TO DO: Whenever the word "this" appears in a line of the data below, copy that line.

RECORDS TO PROCESS:
┌────────
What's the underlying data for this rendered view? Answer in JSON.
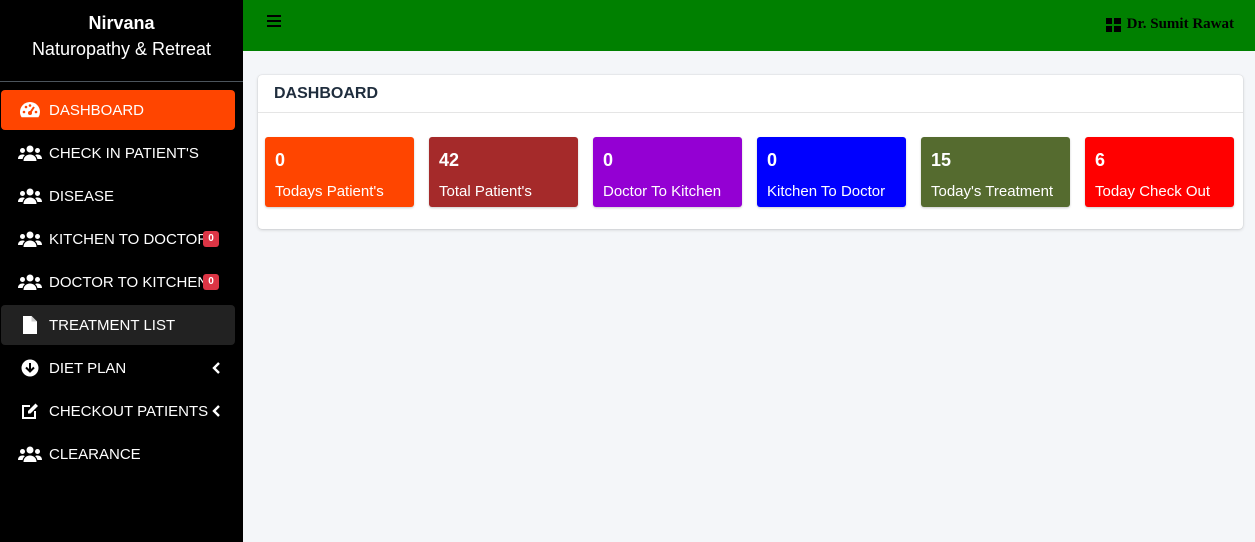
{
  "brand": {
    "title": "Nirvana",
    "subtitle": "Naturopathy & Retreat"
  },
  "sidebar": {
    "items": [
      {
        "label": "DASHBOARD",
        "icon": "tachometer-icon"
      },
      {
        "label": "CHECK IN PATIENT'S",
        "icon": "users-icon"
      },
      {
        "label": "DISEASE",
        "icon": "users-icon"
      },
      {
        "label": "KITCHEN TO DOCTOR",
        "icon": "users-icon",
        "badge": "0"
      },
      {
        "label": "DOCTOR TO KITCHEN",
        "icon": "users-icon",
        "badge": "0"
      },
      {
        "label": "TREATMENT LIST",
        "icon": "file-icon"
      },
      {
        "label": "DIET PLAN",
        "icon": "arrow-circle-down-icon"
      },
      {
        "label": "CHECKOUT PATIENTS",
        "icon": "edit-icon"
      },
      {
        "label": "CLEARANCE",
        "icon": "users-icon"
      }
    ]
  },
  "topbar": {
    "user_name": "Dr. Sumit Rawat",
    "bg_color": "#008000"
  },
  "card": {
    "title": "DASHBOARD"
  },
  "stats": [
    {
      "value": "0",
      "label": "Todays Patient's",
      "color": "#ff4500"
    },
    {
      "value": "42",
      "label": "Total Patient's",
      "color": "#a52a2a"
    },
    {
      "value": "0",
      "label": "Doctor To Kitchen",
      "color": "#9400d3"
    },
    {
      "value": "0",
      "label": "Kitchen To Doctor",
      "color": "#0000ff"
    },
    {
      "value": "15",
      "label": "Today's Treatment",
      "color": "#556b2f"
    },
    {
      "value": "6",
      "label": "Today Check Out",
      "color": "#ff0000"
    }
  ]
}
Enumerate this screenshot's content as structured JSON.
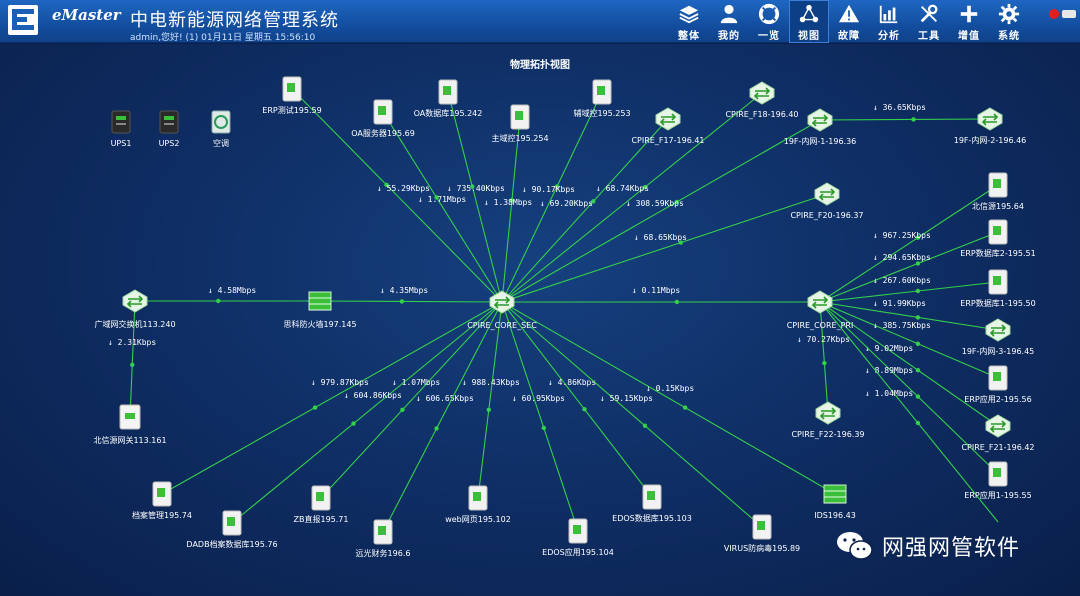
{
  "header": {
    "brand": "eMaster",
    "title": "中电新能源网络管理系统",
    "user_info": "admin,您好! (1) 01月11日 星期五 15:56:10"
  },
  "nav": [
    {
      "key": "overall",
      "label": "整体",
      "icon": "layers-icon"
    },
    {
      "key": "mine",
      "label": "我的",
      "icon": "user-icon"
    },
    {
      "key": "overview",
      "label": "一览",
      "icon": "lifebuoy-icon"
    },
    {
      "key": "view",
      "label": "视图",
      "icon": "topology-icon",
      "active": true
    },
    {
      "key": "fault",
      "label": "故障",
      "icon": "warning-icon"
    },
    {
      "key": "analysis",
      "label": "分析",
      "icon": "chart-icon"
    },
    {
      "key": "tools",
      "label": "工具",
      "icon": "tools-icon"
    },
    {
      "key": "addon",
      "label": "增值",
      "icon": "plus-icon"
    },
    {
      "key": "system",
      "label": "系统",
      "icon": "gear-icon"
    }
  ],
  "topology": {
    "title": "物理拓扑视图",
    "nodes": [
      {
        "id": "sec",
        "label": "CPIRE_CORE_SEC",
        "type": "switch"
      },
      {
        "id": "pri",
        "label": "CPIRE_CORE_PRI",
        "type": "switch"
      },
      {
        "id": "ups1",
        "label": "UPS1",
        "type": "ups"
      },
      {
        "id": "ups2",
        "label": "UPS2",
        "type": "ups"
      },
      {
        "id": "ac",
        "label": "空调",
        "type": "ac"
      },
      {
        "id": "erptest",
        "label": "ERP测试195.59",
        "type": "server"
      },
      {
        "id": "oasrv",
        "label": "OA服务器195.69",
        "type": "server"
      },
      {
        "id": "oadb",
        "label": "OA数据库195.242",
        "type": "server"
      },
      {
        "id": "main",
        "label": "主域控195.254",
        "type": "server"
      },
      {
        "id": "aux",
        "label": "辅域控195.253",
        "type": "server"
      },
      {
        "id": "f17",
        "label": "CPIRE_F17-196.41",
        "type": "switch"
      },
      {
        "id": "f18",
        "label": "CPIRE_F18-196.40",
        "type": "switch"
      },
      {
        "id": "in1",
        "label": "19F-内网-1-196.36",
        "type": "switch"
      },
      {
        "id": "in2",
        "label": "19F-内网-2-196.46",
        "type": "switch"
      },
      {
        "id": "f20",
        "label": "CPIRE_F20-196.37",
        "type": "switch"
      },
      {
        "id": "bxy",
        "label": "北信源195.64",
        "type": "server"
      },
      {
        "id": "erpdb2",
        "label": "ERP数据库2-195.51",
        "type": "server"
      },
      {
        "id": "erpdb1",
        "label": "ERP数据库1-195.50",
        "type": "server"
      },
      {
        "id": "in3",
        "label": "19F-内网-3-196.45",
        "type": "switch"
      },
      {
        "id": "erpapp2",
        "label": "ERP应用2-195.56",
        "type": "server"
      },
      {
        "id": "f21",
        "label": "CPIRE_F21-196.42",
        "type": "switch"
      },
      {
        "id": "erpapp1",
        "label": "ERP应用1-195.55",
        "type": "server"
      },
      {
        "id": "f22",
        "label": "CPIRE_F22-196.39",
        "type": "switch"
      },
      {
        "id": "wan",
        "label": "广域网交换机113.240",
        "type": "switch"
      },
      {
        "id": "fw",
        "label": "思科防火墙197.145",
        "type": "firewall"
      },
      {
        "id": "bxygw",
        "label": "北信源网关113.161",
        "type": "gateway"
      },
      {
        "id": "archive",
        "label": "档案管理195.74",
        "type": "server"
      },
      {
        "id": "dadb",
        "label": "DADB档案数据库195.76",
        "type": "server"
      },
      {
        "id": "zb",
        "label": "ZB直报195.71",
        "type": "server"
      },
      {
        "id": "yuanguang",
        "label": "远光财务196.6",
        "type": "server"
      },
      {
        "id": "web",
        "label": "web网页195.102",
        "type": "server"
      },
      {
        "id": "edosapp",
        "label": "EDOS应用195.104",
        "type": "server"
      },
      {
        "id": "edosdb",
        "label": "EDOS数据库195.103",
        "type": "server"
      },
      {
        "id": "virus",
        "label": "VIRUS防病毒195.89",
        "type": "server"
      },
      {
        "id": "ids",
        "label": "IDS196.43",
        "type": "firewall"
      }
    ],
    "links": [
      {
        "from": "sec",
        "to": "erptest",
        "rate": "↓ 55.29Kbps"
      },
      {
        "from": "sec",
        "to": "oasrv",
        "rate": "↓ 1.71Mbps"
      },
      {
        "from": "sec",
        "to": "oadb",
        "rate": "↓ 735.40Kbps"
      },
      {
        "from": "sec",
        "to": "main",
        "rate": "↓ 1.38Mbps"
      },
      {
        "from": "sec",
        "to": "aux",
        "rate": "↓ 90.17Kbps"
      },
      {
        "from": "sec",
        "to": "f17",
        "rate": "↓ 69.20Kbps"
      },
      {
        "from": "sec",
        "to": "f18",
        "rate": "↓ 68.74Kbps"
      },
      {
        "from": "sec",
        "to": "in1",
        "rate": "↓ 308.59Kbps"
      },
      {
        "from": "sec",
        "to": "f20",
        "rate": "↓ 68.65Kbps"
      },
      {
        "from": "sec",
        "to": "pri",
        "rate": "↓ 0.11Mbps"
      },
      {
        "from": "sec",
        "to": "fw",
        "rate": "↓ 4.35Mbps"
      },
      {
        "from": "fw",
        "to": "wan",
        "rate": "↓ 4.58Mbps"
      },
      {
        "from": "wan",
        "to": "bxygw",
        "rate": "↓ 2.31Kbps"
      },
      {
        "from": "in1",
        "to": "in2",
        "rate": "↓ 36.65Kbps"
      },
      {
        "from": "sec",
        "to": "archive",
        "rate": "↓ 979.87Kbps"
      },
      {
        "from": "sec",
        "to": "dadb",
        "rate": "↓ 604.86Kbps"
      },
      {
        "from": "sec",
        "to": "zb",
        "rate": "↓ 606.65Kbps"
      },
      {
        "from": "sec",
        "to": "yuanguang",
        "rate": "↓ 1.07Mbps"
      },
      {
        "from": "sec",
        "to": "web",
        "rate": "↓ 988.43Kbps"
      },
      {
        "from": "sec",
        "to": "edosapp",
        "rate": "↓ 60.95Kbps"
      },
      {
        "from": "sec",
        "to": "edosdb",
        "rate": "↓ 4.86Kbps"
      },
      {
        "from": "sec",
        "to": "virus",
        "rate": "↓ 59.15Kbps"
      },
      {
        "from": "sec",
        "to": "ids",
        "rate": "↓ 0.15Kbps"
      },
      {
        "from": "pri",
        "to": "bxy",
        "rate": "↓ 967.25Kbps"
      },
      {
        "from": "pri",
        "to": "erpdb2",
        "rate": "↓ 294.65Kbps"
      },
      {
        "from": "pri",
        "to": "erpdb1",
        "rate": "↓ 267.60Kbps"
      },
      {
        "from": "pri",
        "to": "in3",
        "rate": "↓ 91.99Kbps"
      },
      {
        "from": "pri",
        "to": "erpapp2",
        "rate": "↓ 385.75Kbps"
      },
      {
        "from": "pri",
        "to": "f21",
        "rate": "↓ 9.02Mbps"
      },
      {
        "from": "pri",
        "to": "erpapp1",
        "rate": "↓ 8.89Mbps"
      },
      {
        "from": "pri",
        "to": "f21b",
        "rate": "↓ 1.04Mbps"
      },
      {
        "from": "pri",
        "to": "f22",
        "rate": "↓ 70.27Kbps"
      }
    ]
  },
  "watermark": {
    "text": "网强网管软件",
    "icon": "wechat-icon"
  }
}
└────────
EXERCISE RESPONSE:
What's the underlying data for this rendered view? Answer in JSON.
Enumerate this screenshot's content as structured JSON.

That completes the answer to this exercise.